◆ **Task objective**: The answer is one number: how many lines in the data below hold "screenshot".
--- Data supplied Enclosed Below ---
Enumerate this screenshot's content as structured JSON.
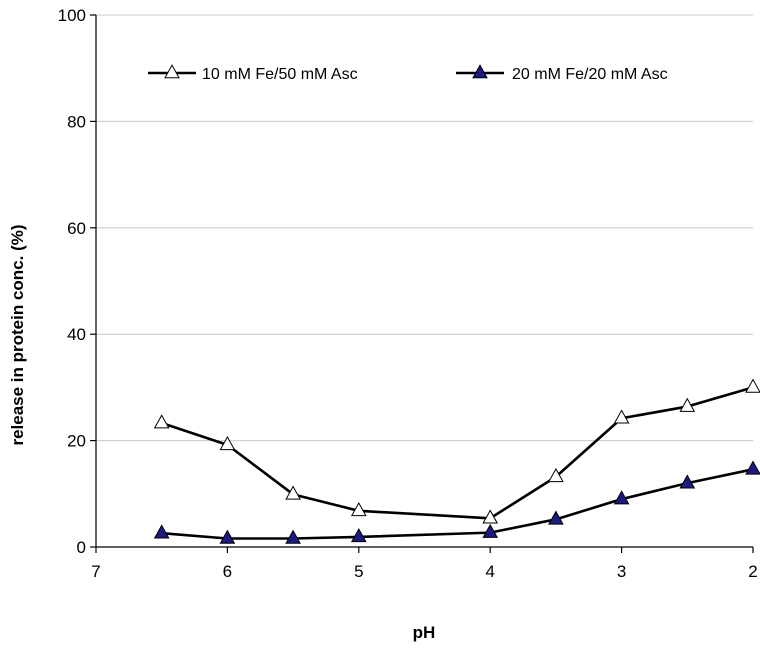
{
  "chart_data": {
    "type": "line",
    "title": "",
    "xlabel": "pH",
    "ylabel": "release in protein conc. (%)",
    "xlim": [
      7,
      2
    ],
    "x_reversed": true,
    "ylim": [
      0,
      100
    ],
    "xticks": [
      7,
      6,
      5,
      4,
      3,
      2
    ],
    "yticks": [
      0,
      20,
      40,
      60,
      80,
      100
    ],
    "grid": "horizontal",
    "legend_position": "top",
    "x": [
      6.5,
      6,
      5.5,
      5,
      4,
      3.5,
      3,
      2.5,
      2
    ],
    "series": [
      {
        "name": "10 mM Fe/50 mM Asc",
        "marker": "open-triangle",
        "color": "#000000",
        "marker_fill": "#ffffff",
        "values": [
          23.3,
          19.2,
          9.9,
          6.8,
          5.4,
          13.2,
          24.2,
          26.4,
          30.0
        ]
      },
      {
        "name": "20 mM Fe/20 mM Asc",
        "marker": "filled-triangle",
        "color": "#000000",
        "marker_fill": "#1a1a80",
        "values": [
          2.6,
          1.6,
          1.6,
          1.9,
          2.7,
          5.2,
          9.0,
          12.0,
          14.6
        ]
      }
    ]
  }
}
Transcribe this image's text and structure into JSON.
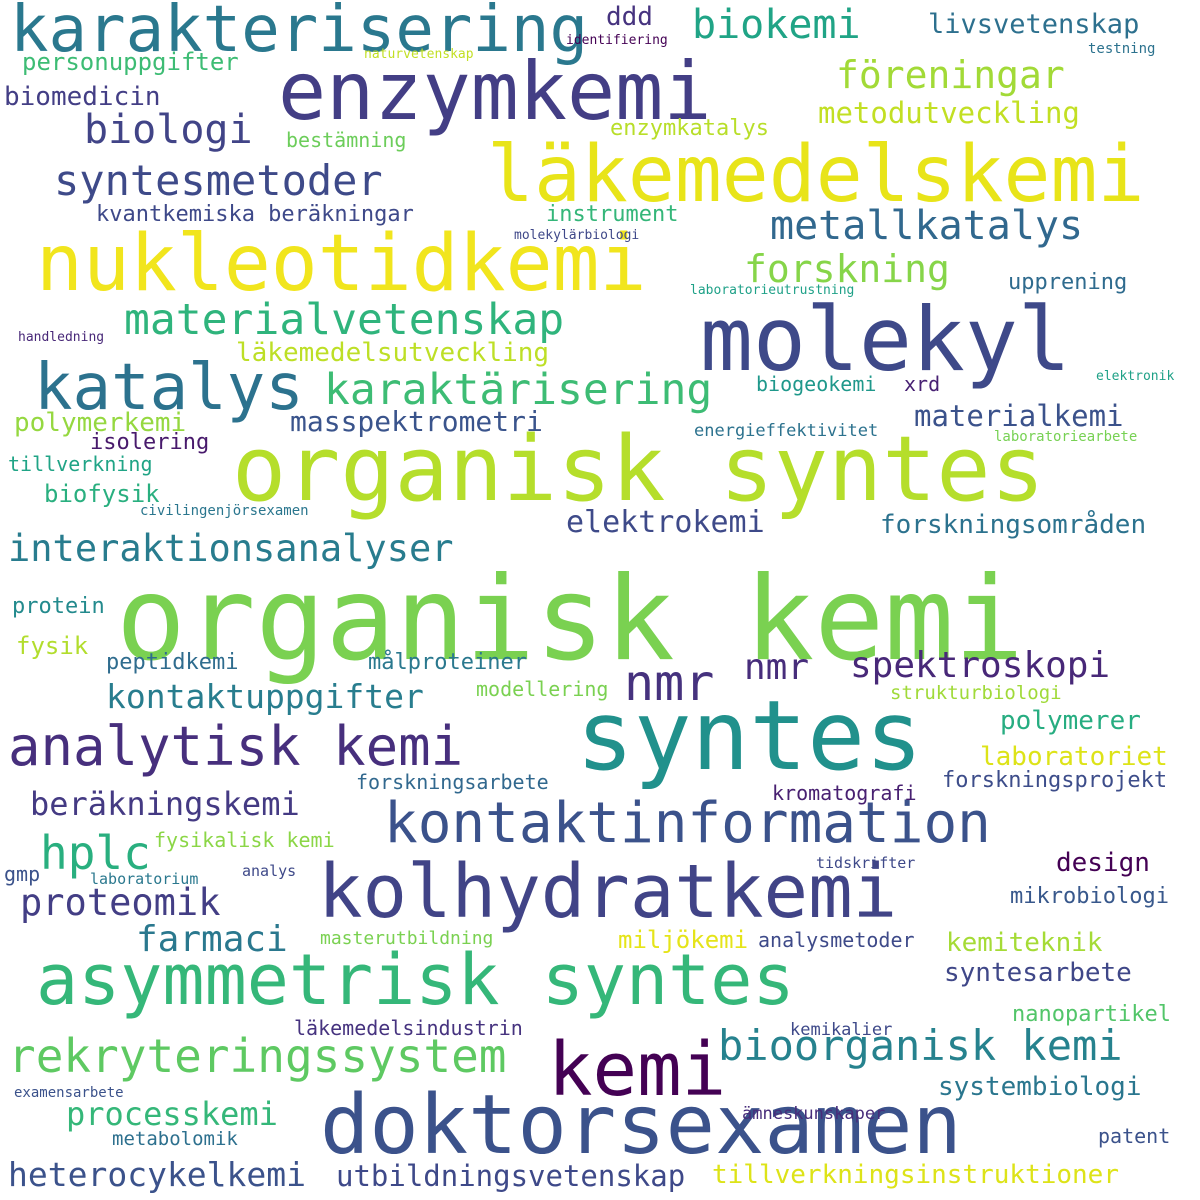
{
  "words": [
    {
      "text": "organisk kemi",
      "color": "#7ad151"
    },
    {
      "text": "organisk syntes",
      "color": "#b5de2b"
    },
    {
      "text": "syntes",
      "color": "#21918c"
    },
    {
      "text": "läkemedelskemi",
      "color": "#e8e419"
    },
    {
      "text": "nukleotidkemi",
      "color": "#f1e51d"
    },
    {
      "text": "enzymkemi",
      "color": "#433e85"
    },
    {
      "text": "molekyl",
      "color": "#3e4989"
    },
    {
      "text": "karakterisering",
      "color": "#2a788e"
    },
    {
      "text": "asymmetrisk syntes",
      "color": "#35b779"
    },
    {
      "text": "doktorsexamen",
      "color": "#3b528b"
    },
    {
      "text": "kolhydratkemi",
      "color": "#414487"
    },
    {
      "text": "kemi",
      "color": "#440154"
    },
    {
      "text": "katalys",
      "color": "#2c728e"
    },
    {
      "text": "kontaktinformation",
      "color": "#3b528b"
    },
    {
      "text": "analytisk kemi",
      "color": "#472f7d"
    },
    {
      "text": "nmr",
      "color": "#46327e"
    },
    {
      "text": "rekryteringssystem",
      "color": "#5ec962"
    },
    {
      "text": "bioorganisk kemi",
      "color": "#26828e"
    },
    {
      "text": "materialvetenskap",
      "color": "#2fb47c"
    },
    {
      "text": "karaktärisering",
      "color": "#3dbc74"
    },
    {
      "text": "syntesmetoder",
      "color": "#3e4a89"
    },
    {
      "text": "metallkatalys",
      "color": "#31688e"
    },
    {
      "text": "biokemi",
      "color": "#20a486"
    },
    {
      "text": "föreningar",
      "color": "#a2da37"
    },
    {
      "text": "biologi",
      "color": "#414487"
    },
    {
      "text": "forskning",
      "color": "#86d549"
    },
    {
      "text": "interaktionsanalyser",
      "color": "#287c8e"
    },
    {
      "text": "spektroskopi",
      "color": "#482878"
    },
    {
      "text": "nmr",
      "color": "#472d7b"
    },
    {
      "text": "elektrokemi",
      "color": "#3e4a89"
    },
    {
      "text": "kontaktuppgifter",
      "color": "#287d8e"
    },
    {
      "text": "beräkningskemi",
      "color": "#443a83"
    },
    {
      "text": "hplc",
      "color": "#29af7f"
    },
    {
      "text": "proteomik",
      "color": "#433e85"
    },
    {
      "text": "farmaci",
      "color": "#2a788e"
    },
    {
      "text": "heterocykelkemi",
      "color": "#3b528b"
    },
    {
      "text": "processkemi",
      "color": "#35b779"
    },
    {
      "text": "utbildningsvetenskap",
      "color": "#3e4989"
    },
    {
      "text": "tillverkningsinstruktioner",
      "color": "#dde318"
    },
    {
      "text": "syntesarbete",
      "color": "#3f4788"
    },
    {
      "text": "systembiologi",
      "color": "#2a768e"
    },
    {
      "text": "materialkemi",
      "color": "#3b528b"
    },
    {
      "text": "masspektrometri",
      "color": "#3a548c"
    },
    {
      "text": "forskningsområden",
      "color": "#2c728e"
    },
    {
      "text": "polymerkemi",
      "color": "#95d840"
    },
    {
      "text": "läkemedelsutveckling",
      "color": "#bddf26"
    },
    {
      "text": "metodutveckling",
      "color": "#c2df23"
    },
    {
      "text": "kvantkemiska beräkningar",
      "color": "#3e4989"
    },
    {
      "text": "livsvetenskap",
      "color": "#2d708e"
    },
    {
      "text": "personuppgifter",
      "color": "#3dbc74"
    },
    {
      "text": "biomedicin",
      "color": "#433e85"
    },
    {
      "text": "ddd",
      "color": "#46337f"
    },
    {
      "text": "enzymkatalys",
      "color": "#b8de29"
    },
    {
      "text": "instrument",
      "color": "#34b679"
    },
    {
      "text": "bestämning",
      "color": "#6ccd5a"
    },
    {
      "text": "biofysik",
      "color": "#29af7f"
    },
    {
      "text": "tillverkning",
      "color": "#20a486"
    },
    {
      "text": "isolering",
      "color": "#481a6c"
    },
    {
      "text": "protein",
      "color": "#238a8d"
    },
    {
      "text": "fysik",
      "color": "#b2dd2d"
    },
    {
      "text": "peptidkemi",
      "color": "#2f6c8e"
    },
    {
      "text": "målproteiner",
      "color": "#2a788e"
    },
    {
      "text": "modellering",
      "color": "#7ad151"
    },
    {
      "text": "strukturbiologi",
      "color": "#a0da39"
    },
    {
      "text": "polymerer",
      "color": "#27ad81"
    },
    {
      "text": "laboratoriet",
      "color": "#dde318"
    },
    {
      "text": "forskningsprojekt",
      "color": "#3d4d8a"
    },
    {
      "text": "forskningsarbete",
      "color": "#31688e"
    },
    {
      "text": "kromatografi",
      "color": "#482071"
    },
    {
      "text": "fysikalisk kemi",
      "color": "#8bd646"
    },
    {
      "text": "design",
      "color": "#440154"
    },
    {
      "text": "gmp",
      "color": "#3b528b"
    },
    {
      "text": "laboratorium",
      "color": "#2a788e"
    },
    {
      "text": "analys",
      "color": "#3e4989"
    },
    {
      "text": "tidskrifter",
      "color": "#3e4989"
    },
    {
      "text": "mikrobiologi",
      "color": "#38588c"
    },
    {
      "text": "masterutbildning",
      "color": "#7ad151"
    },
    {
      "text": "miljökemi",
      "color": "#e5e419"
    },
    {
      "text": "analysmetoder",
      "color": "#3e4a89"
    },
    {
      "text": "kemiteknik",
      "color": "#a5db36"
    },
    {
      "text": "nanopartikel",
      "color": "#52c569"
    },
    {
      "text": "läkemedelsindustrin",
      "color": "#46337f"
    },
    {
      "text": "kemikalier",
      "color": "#3e4989"
    },
    {
      "text": "ämneskunskaper",
      "color": "#472c7a"
    },
    {
      "text": "metabolomik",
      "color": "#2d708e"
    },
    {
      "text": "patent",
      "color": "#3b528b"
    },
    {
      "text": "examensarbete",
      "color": "#3b528b"
    },
    {
      "text": "civilingenjörsexamen",
      "color": "#2a768e"
    },
    {
      "text": "energieffektivitet",
      "color": "#2c728e"
    },
    {
      "text": "laboratoriearbete",
      "color": "#77d153"
    },
    {
      "text": "biogeokemi",
      "color": "#1f988b"
    },
    {
      "text": "xrd",
      "color": "#482173"
    },
    {
      "text": "elektronik",
      "color": "#1fa187"
    },
    {
      "text": "upprening",
      "color": "#2f6b8e"
    },
    {
      "text": "laboratorieutrustning",
      "color": "#1fa188"
    },
    {
      "text": "handledning",
      "color": "#482878"
    },
    {
      "text": "molekylärbiologi",
      "color": "#3f4889"
    },
    {
      "text": "identifiering",
      "color": "#440154"
    },
    {
      "text": "testning",
      "color": "#2c728e"
    },
    {
      "text": "naturvetenskap",
      "color": "#c2df23"
    }
  ]
}
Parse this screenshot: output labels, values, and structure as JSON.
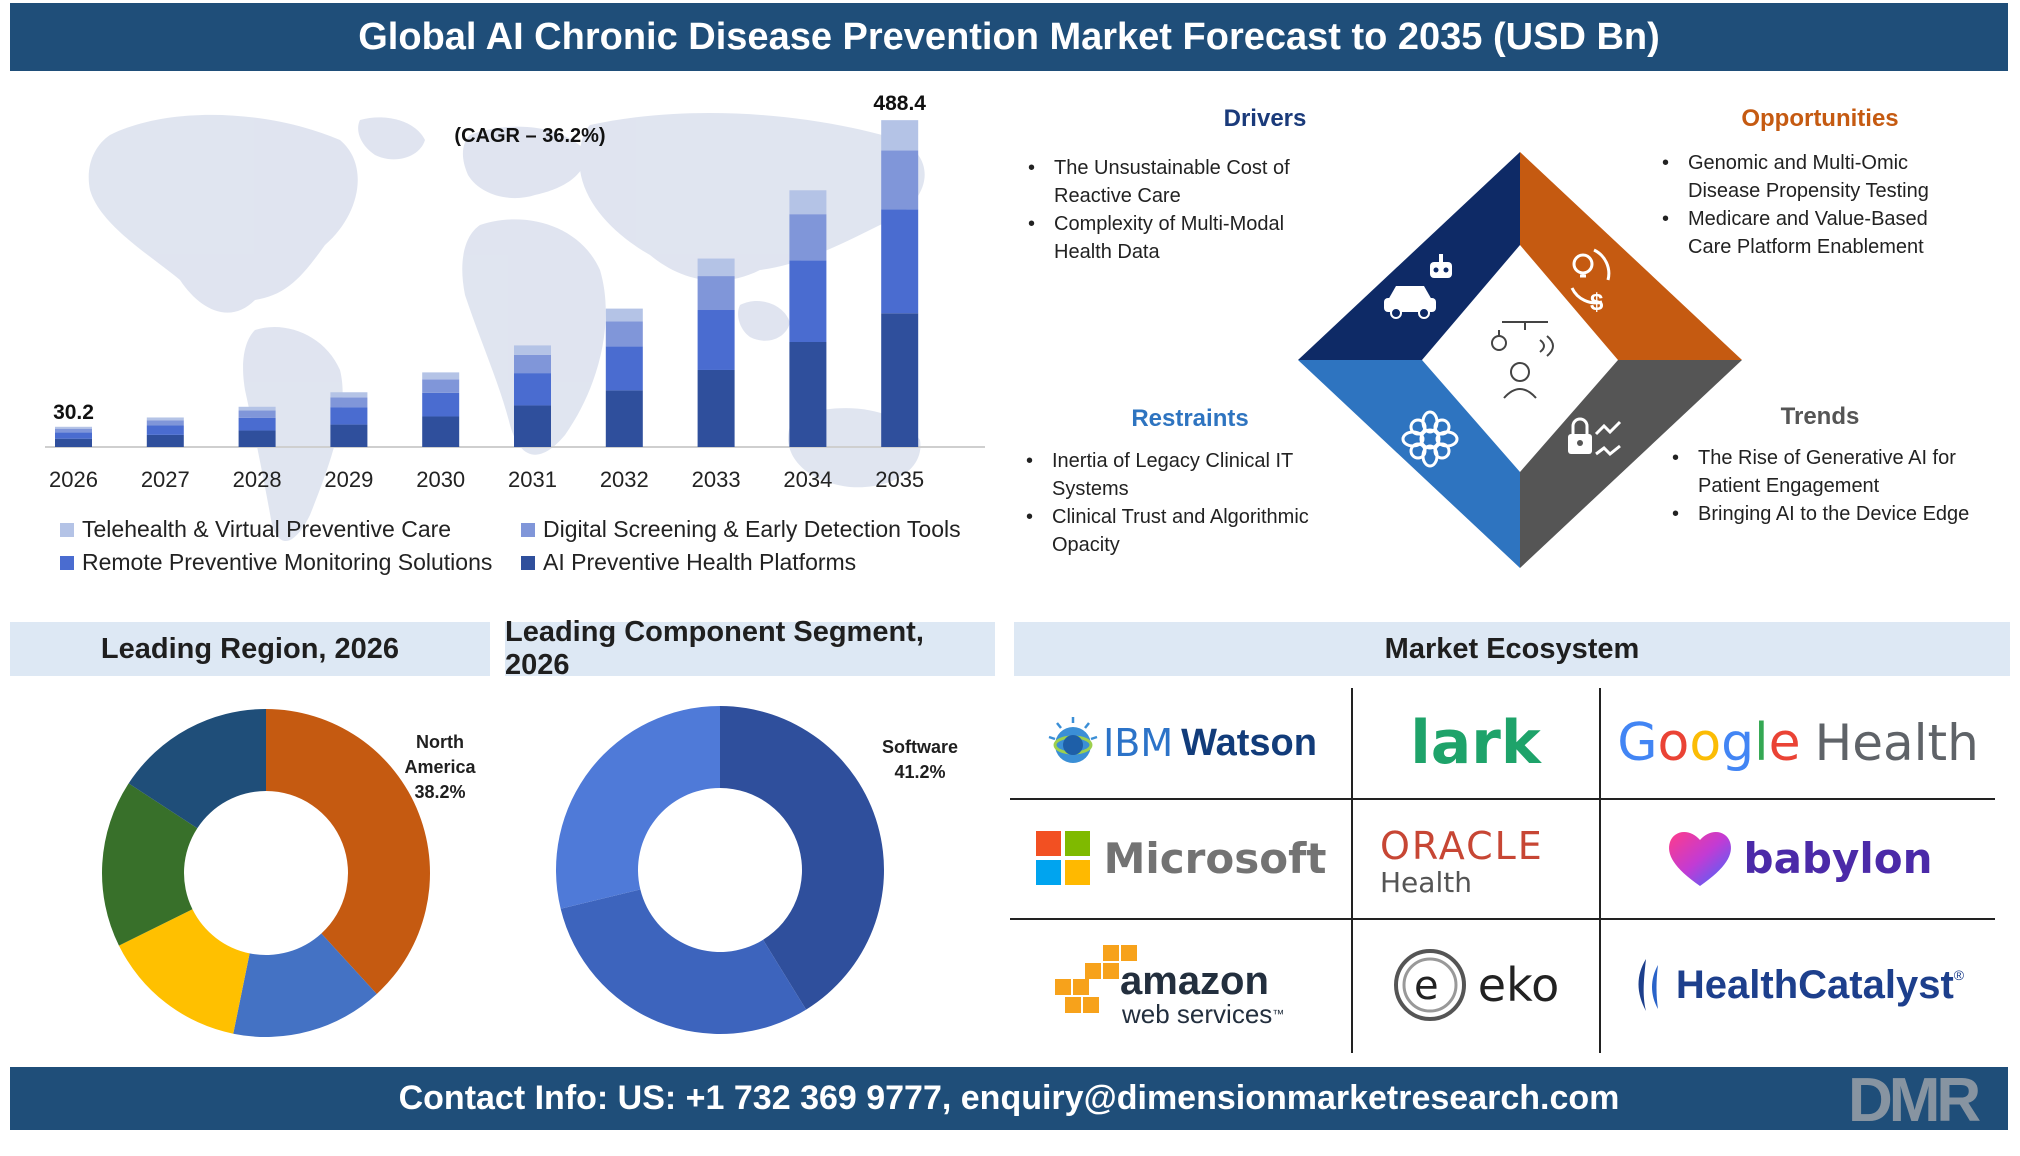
--- End of Enclosed Data supplied ---
◆ **Answer space**: 2